▸ **What is required**
Every entry needs to be reproduced exactly.

▸ **Provided entries**
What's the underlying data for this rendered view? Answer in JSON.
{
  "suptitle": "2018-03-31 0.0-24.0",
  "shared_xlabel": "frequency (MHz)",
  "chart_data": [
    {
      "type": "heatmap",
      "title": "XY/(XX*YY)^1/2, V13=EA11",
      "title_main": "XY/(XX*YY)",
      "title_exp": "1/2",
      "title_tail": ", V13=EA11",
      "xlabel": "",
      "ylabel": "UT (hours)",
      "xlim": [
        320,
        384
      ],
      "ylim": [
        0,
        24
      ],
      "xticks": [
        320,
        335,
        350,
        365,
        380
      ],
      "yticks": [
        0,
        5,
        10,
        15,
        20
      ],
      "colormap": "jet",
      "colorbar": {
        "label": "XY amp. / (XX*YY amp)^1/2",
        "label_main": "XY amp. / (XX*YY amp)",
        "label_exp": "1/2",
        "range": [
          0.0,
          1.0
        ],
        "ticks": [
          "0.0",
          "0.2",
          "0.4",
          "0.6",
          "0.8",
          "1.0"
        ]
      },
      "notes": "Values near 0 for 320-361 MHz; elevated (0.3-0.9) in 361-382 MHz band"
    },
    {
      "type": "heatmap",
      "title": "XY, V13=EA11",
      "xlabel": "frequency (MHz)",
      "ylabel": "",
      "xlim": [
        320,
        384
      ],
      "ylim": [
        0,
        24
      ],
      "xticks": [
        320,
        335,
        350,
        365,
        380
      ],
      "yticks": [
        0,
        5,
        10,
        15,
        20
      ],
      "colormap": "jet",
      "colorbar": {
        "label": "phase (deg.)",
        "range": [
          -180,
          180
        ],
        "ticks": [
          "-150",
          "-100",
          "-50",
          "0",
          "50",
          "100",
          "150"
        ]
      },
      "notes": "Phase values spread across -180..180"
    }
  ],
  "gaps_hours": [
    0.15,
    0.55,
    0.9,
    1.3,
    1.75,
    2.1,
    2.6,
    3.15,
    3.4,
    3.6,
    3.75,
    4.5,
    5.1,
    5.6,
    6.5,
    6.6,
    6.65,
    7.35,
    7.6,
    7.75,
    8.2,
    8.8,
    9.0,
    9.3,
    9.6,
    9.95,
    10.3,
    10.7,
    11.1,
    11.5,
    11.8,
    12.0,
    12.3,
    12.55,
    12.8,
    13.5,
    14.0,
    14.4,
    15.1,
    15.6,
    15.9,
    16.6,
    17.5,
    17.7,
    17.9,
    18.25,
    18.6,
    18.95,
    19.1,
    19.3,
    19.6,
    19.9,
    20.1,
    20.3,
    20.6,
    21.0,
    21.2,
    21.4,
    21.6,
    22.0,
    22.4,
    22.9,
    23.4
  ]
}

▸ **Written response**
What's the underlying data for this rendered view? Answer in JSON.
{
  "suptitle": "2018-03-31 0.0-24.0",
  "shared_xlabel": "frequency (MHz)",
  "chart_data": [
    {
      "type": "heatmap",
      "title": "XY/(XX*YY)^1/2, V13=EA11",
      "title_main": "XY/(XX*YY)",
      "title_exp": "1/2",
      "title_tail": ", V13=EA11",
      "xlabel": "",
      "ylabel": "UT (hours)",
      "xlim": [
        320,
        384
      ],
      "ylim": [
        0,
        24
      ],
      "xticks": [
        320,
        335,
        350,
        365,
        380
      ],
      "yticks": [
        0,
        5,
        10,
        15,
        20
      ],
      "colormap": "jet",
      "colorbar": {
        "label": "XY amp. / (XX*YY amp)^1/2",
        "label_main": "XY amp. / (XX*YY amp)",
        "label_exp": "1/2",
        "range": [
          0.0,
          1.0
        ],
        "ticks": [
          "0.0",
          "0.2",
          "0.4",
          "0.6",
          "0.8",
          "1.0"
        ]
      },
      "notes": "Values near 0 for 320-361 MHz; elevated (0.3-0.9) in 361-382 MHz band"
    },
    {
      "type": "heatmap",
      "title": "XY, V13=EA11",
      "xlabel": "frequency (MHz)",
      "ylabel": "",
      "xlim": [
        320,
        384
      ],
      "ylim": [
        0,
        24
      ],
      "xticks": [
        320,
        335,
        350,
        365,
        380
      ],
      "yticks": [
        0,
        5,
        10,
        15,
        20
      ],
      "colormap": "jet",
      "colorbar": {
        "label": "phase (deg.)",
        "range": [
          -180,
          180
        ],
        "ticks": [
          "-150",
          "-100",
          "-50",
          "0",
          "50",
          "100",
          "150"
        ]
      },
      "notes": "Phase values spread across -180..180"
    }
  ],
  "gaps_hours": [
    0.15,
    0.55,
    0.9,
    1.3,
    1.75,
    2.1,
    2.6,
    3.15,
    3.4,
    3.6,
    3.75,
    4.5,
    5.1,
    5.6,
    6.5,
    6.6,
    6.65,
    7.35,
    7.6,
    7.75,
    8.2,
    8.8,
    9.0,
    9.3,
    9.6,
    9.95,
    10.3,
    10.7,
    11.1,
    11.5,
    11.8,
    12.0,
    12.3,
    12.55,
    12.8,
    13.5,
    14.0,
    14.4,
    15.1,
    15.6,
    15.9,
    16.6,
    17.5,
    17.7,
    17.9,
    18.25,
    18.6,
    18.95,
    19.1,
    19.3,
    19.6,
    19.9,
    20.1,
    20.3,
    20.6,
    21.0,
    21.2,
    21.4,
    21.6,
    22.0,
    22.4,
    22.9,
    23.4
  ]
}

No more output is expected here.